Activity: Carry forward the essay on Ramona's Quest paintings, starting right after its final sentence.

Selected text:

[Start of Attachment]

Secondly, angels figure predominantly in Quest.  But, are they angels?  If we look at them closely, we will begin to dissect them and really observe, and as we look, we realize that they are the angels in us.  For instance in Take Off, the woman looks up, asking for answers, maybe seeking an angel for help, and we, as the observer, notice that she has wings.  We, as the viewer, realize what she has not had the chance to acknowledge yet, that she has the angel in herself.

In Blessings, for instance, we see a woman talking to someone or something, asking the questions and looking into the light, and as we see, she sees and we experience the journey along with her. We become participants in the spiritual journey of the figures in the painting, and in turn, we go through our own journey, too.

We are all on a spiritual journey and these paintings are a kind of physical manifestations of these thoughts and ideas.  In many of these images, we see single figures on solitary journeys because we are all on our own quest, and whether we acknowledge it or not, we are living it on our own, even if we surround ourselves with loved ones, friends, things, but in the end, it is our journey and our life and it is our path to live.

Many of the figures only have one wing, such as Growing My Wings, and that is because they don’t realize they are angels, just like many of us do not realize our potential.  In life, we often do not realize our own abilities and we do not realize that the answers exist in ourselves.  We are our own angels, but we do not see the whole picture, just like there is only half of a pair of wings, we see only half the idea.

In life, we often complicate things or stand in our own way.  In A Shamanic Journey, this painting explores shamanism and Ramona’s spiritual animal is the lioness.  Here, the woman is standing up, she’s trying so hard to find what she is looking for.   Sometimes we need to stop looking without for the answers and look within.  The lioness says “it is so simple.  Stop, why make it so complicated.  Accept yourself and accept that you are enough, your answers lie within.”  That is the message Ramona is illustrating in her art.

And to go back where we started, I asked the question to myself and to Ramona, why paint a collection of nudes?   Nudes are symbolic and emblematic of that exposed and weak state.   We are at our most vulnerable when we are laid bare, naked, nothing to hide behind.  All exposed.  It’s when we ask questions and begin to go on a quest, our own journey, that as we are exposed and laid open to everything, we begin our path of discovery.  There is a fine line between different plains of existence and people can be their own angels if they are willing to lay themselves bare and explore their own vulnerabilities.

[End of Attachment]

Entries shown:
[Start of Attachment]

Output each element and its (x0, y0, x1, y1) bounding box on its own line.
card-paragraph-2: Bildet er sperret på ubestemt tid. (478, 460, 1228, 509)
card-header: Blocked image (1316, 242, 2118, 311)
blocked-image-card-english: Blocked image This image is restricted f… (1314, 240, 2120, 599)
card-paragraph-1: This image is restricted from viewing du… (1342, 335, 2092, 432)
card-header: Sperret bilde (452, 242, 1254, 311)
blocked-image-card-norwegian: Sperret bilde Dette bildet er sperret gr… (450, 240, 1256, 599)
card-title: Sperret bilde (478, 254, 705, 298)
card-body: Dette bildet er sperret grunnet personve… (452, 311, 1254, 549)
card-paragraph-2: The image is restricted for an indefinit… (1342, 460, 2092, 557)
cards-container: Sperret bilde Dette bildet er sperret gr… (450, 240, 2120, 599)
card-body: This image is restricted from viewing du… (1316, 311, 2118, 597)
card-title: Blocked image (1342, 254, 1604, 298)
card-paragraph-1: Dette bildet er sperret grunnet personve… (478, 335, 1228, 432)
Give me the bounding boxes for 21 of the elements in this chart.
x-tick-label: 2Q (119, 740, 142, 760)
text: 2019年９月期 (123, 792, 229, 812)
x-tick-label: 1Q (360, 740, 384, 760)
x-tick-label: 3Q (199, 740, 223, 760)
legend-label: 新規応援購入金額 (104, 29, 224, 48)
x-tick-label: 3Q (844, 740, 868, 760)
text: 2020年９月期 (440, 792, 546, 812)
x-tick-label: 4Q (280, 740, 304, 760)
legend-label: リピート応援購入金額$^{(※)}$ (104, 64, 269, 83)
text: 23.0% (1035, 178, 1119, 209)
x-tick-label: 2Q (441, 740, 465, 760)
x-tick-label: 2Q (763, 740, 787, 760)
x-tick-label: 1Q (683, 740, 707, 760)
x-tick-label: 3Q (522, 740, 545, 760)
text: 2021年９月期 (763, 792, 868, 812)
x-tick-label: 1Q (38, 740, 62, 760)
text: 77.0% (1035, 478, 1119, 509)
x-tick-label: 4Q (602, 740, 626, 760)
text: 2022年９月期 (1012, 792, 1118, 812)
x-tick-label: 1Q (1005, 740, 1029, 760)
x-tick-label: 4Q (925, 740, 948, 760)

[End of Attachment]

Exercise result:
As Ramona painted these, nudes, she began to realize that she had painted abstract images during her own exploration and healing process that linked tonally with each painting, completely unconsciously!  So, as we look at abstract #3, we can see that it lines up with Finding My Wings.  As we observe the colors, one can see how they line up between the two paintings.  When you study the colors, Ramona explains that they are influenced by the colors of the Chakra system:

Red – Root, being rooted here on earth
Orange – pelvic region, source of creativity
Yellow – solar plexus, willpower
Green – heart
Blue – throat, communication
Lilac – forehead, third eye, visions
White – crown of the head, communications with a higher source.

Throughout these works of art, these colors line up with the thoughts and emotions she intends us to feel and experience as we look upon her paintings.  And interspersed, there are shiny, silvery sparks that denote another realm, and her vibrant colors correspond with the Shakra system.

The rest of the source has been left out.